- [DO THIS]:
Go through the listing and copy every line word for word.
......
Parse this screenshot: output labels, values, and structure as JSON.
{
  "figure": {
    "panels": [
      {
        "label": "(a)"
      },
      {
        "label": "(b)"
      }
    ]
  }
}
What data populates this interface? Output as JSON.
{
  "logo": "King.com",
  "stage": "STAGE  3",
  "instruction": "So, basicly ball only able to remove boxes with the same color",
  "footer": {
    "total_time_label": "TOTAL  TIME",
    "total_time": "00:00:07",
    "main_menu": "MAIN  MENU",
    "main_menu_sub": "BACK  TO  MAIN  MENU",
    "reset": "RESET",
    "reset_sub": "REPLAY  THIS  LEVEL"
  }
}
......
- [TASK SOLUTION]:
Parse this screenshot: output labels, values, and structure as JSON.
{
  "figure": {
    "panels": [
      {
        "label": "(a)"
      },
      {
        "label": "(b)"
      }
    ]
  }
}
What data populates this interface? Output as JSON.
{
  "logo": "King.com",
  "stage": "STAGE  3",
  "instruction": "So, basicly ball only able to remove boxes with the same color",
  "footer": {
    "total_time_label": "TOTAL  TIME",
    "total_time": "00:00:07",
    "main_menu": "MAIN  MENU",
    "main_menu_sub": "BACK  TO  MAIN  MENU",
    "reset": "RESET",
    "reset_sub": "REPLAY  THIS  LEVEL"
  }
}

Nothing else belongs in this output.